**WHAT YOU SHOULD DO**
Print, with no changes, the lines of the records between the one holding "I need the location" and the one holding "Text: Sample: Sample: [15, 121, 52, 131]", both included, leaving out the pictures.

===== ENTRIES SHOWN =====

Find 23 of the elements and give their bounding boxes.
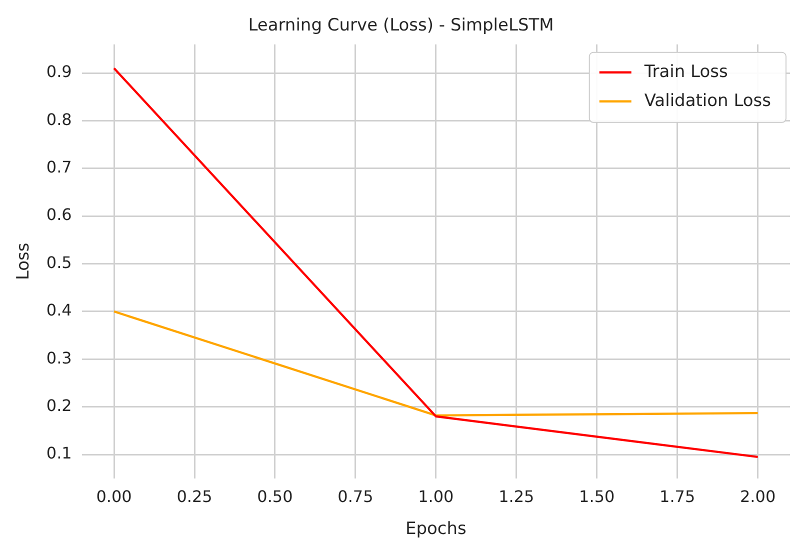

=====
===== ENTRIES SHOWN =====

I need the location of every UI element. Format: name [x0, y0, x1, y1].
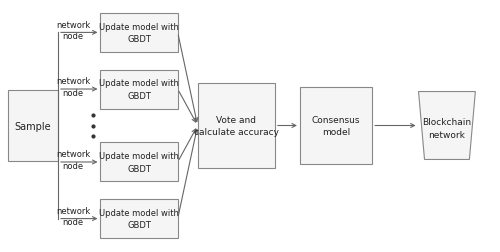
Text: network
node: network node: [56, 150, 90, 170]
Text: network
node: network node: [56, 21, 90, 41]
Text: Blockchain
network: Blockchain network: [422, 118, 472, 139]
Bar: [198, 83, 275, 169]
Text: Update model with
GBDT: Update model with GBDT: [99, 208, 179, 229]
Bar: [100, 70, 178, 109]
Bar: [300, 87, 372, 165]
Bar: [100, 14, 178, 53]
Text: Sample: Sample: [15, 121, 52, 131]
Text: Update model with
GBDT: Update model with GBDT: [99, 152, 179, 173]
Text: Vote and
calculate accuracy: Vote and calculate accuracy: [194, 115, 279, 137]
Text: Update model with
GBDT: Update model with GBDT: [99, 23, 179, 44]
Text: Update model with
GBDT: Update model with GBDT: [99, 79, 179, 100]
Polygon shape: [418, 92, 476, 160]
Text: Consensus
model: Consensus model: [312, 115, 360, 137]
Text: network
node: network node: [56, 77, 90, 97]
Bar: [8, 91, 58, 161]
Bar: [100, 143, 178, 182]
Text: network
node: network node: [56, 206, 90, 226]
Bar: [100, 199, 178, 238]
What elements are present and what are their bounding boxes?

=====

**TASK ANSWER**
I need the location of every UI element. Format: name [x0, y0, x1, y1].
Text: network
node: network node: [56, 150, 90, 170]
Text: network
node: network node: [56, 21, 90, 41]
Text: Blockchain
network: Blockchain network: [422, 118, 472, 139]
Bar: [198, 83, 275, 169]
Text: Update model with
GBDT: Update model with GBDT: [99, 208, 179, 229]
Bar: [100, 70, 178, 109]
Bar: [300, 87, 372, 165]
Bar: [100, 14, 178, 53]
Text: Sample: Sample: [15, 121, 52, 131]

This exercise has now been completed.